** YOUR GOAL **
Your task is to give the data again, exactly, with every line intact.

── RECORDS SHOWN ──

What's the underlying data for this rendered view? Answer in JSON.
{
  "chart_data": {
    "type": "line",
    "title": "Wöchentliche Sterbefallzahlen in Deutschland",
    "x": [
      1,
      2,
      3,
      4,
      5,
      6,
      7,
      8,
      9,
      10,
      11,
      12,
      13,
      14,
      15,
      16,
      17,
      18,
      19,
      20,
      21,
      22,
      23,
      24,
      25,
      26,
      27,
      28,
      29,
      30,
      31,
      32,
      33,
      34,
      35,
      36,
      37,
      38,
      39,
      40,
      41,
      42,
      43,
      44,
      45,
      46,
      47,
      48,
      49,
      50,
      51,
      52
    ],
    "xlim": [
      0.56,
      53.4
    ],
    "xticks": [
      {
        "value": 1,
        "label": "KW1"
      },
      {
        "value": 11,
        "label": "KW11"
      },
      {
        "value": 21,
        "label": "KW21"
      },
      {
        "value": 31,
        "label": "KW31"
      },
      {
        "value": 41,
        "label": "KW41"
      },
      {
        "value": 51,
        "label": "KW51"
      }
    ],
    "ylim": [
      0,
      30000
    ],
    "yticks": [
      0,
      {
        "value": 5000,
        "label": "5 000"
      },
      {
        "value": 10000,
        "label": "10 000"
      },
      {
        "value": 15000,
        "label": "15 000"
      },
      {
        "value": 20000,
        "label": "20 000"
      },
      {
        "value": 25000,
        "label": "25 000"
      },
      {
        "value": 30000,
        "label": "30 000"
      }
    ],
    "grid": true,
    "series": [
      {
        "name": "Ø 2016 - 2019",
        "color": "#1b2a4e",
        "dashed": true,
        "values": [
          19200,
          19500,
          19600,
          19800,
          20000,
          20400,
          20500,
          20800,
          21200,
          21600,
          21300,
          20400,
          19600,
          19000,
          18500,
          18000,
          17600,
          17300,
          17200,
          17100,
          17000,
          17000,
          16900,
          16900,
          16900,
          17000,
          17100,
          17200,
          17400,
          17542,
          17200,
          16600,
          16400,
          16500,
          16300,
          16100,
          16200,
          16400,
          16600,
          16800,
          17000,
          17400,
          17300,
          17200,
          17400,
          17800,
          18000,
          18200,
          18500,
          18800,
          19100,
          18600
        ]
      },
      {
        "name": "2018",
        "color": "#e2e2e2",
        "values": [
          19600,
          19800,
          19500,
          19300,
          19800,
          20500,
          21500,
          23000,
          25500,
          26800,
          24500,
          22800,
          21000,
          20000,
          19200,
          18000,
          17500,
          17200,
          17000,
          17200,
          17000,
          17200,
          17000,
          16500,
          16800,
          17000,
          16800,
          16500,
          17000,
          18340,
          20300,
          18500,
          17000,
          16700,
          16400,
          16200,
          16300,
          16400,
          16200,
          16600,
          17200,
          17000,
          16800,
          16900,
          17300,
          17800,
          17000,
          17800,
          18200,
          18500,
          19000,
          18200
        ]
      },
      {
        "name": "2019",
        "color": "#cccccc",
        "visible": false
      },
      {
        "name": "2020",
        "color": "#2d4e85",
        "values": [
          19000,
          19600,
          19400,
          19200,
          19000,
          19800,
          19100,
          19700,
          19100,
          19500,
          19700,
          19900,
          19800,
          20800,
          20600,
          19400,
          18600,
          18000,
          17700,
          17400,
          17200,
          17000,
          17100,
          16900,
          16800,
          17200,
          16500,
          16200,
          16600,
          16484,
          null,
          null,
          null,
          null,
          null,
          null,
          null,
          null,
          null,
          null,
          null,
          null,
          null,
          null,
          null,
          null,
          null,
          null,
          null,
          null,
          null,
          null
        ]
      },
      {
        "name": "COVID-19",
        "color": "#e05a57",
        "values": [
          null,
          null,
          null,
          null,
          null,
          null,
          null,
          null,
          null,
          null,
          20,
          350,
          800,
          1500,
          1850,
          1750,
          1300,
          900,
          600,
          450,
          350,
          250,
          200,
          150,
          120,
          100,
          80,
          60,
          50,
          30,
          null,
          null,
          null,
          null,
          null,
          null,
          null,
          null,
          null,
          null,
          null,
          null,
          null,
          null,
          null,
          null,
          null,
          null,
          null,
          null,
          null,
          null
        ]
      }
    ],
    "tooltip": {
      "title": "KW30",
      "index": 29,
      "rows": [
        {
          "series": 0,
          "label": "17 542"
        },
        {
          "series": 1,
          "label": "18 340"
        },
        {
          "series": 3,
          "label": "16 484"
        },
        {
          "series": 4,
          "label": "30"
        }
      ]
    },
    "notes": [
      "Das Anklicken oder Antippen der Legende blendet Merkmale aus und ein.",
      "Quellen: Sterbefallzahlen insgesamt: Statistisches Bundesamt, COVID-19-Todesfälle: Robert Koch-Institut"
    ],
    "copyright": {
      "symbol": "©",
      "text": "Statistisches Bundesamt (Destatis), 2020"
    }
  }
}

───

** SOLVED PROBLEM **
What's the underlying data for this rendered view? Answer in JSON.
{
  "chart_data": {
    "type": "line",
    "title": "Wöchentliche Sterbefallzahlen in Deutschland",
    "x": [
      1,
      2,
      3,
      4,
      5,
      6,
      7,
      8,
      9,
      10,
      11,
      12,
      13,
      14,
      15,
      16,
      17,
      18,
      19,
      20,
      21,
      22,
      23,
      24,
      25,
      26,
      27,
      28,
      29,
      30,
      31,
      32,
      33,
      34,
      35,
      36,
      37,
      38,
      39,
      40,
      41,
      42,
      43,
      44,
      45,
      46,
      47,
      48,
      49,
      50,
      51,
      52
    ],
    "xlim": [
      0.56,
      53.4
    ],
    "xticks": [
      {
        "value": 1,
        "label": "KW1"
      },
      {
        "value": 11,
        "label": "KW11"
      },
      {
        "value": 21,
        "label": "KW21"
      },
      {
        "value": 31,
        "label": "KW31"
      },
      {
        "value": 41,
        "label": "KW41"
      },
      {
        "value": 51,
        "label": "KW51"
      }
    ],
    "ylim": [
      0,
      30000
    ],
    "yticks": [
      0,
      {
        "value": 5000,
        "label": "5 000"
      },
      {
        "value": 10000,
        "label": "10 000"
      },
      {
        "value": 15000,
        "label": "15 000"
      },
      {
        "value": 20000,
        "label": "20 000"
      },
      {
        "value": 25000,
        "label": "25 000"
      },
      {
        "value": 30000,
        "label": "30 000"
      }
    ],
    "grid": true,
    "series": [
      {
        "name": "Ø 2016 - 2019",
        "color": "#1b2a4e",
        "dashed": true,
        "values": [
          19200,
          19500,
          19600,
          19800,
          20000,
          20400,
          20500,
          20800,
          21200,
          21600,
          21300,
          20400,
          19600,
          19000,
          18500,
          18000,
          17600,
          17300,
          17200,
          17100,
          17000,
          17000,
          16900,
          16900,
          16900,
          17000,
          17100,
          17200,
          17400,
          17542,
          17200,
          16600,
          16400,
          16500,
          16300,
          16100,
          16200,
          16400,
          16600,
          16800,
          17000,
          17400,
          17300,
          17200,
          17400,
          17800,
          18000,
          18200,
          18500,
          18800,
          19100,
          18600
        ]
      },
      {
        "name": "2018",
        "color": "#e2e2e2",
        "values": [
          19600,
          19800,
          19500,
          19300,
          19800,
          20500,
          21500,
          23000,
          25500,
          26800,
          24500,
          22800,
          21000,
          20000,
          19200,
          18000,
          17500,
          17200,
          17000,
          17200,
          17000,
          17200,
          17000,
          16500,
          16800,
          17000,
          16800,
          16500,
          17000,
          18340,
          20300,
          18500,
          17000,
          16700,
          16400,
          16200,
          16300,
          16400,
          16200,
          16600,
          17200,
          17000,
          16800,
          16900,
          17300,
          17800,
          17000,
          17800,
          18200,
          18500,
          19000,
          18200
        ]
      },
      {
        "name": "2019",
        "color": "#cccccc",
        "visible": false
      },
      {
        "name": "2020",
        "color": "#2d4e85",
        "values": [
          19000,
          19600,
          19400,
          19200,
          19000,
          19800,
          19100,
          19700,
          19100,
          19500,
          19700,
          19900,
          19800,
          20800,
          20600,
          19400,
          18600,
          18000,
          17700,
          17400,
          17200,
          17000,
          17100,
          16900,
          16800,
          17200,
          16500,
          16200,
          16600,
          16484,
          null,
          null,
          null,
          null,
          null,
          null,
          null,
          null,
          null,
          null,
          null,
          null,
          null,
          null,
          null,
          null,
          null,
          null,
          null,
          null,
          null,
          null
        ]
      },
      {
        "name": "COVID-19",
        "color": "#e05a57",
        "values": [
          null,
          null,
          null,
          null,
          null,
          null,
          null,
          null,
          null,
          null,
          20,
          350,
          800,
          1500,
          1850,
          1750,
          1300,
          900,
          600,
          450,
          350,
          250,
          200,
          150,
          120,
          100,
          80,
          60,
          50,
          30,
          null,
          null,
          null,
          null,
          null,
          null,
          null,
          null,
          null,
          null,
          null,
          null,
          null,
          null,
          null,
          null,
          null,
          null,
          null,
          null,
          null,
          null
        ]
      }
    ],
    "tooltip": {
      "title": "KW30",
      "index": 29,
      "rows": [
        {
          "series": 0,
          "label": "17 542"
        },
        {
          "series": 1,
          "label": "18 340"
        },
        {
          "series": 3,
          "label": "16 484"
        },
        {
          "series": 4,
          "label": "30"
        }
      ]
    },
    "notes": [
      "Das Anklicken oder Antippen der Legende blendet Merkmale aus und ein.",
      "Quellen: Sterbefallzahlen insgesamt: Statistisches Bundesamt, COVID-19-Todesfälle: Robert Koch-Institut"
    ],
    "copyright": {
      "symbol": "©",
      "text": "Statistisches Bundesamt (Destatis), 2020"
    }
  }
}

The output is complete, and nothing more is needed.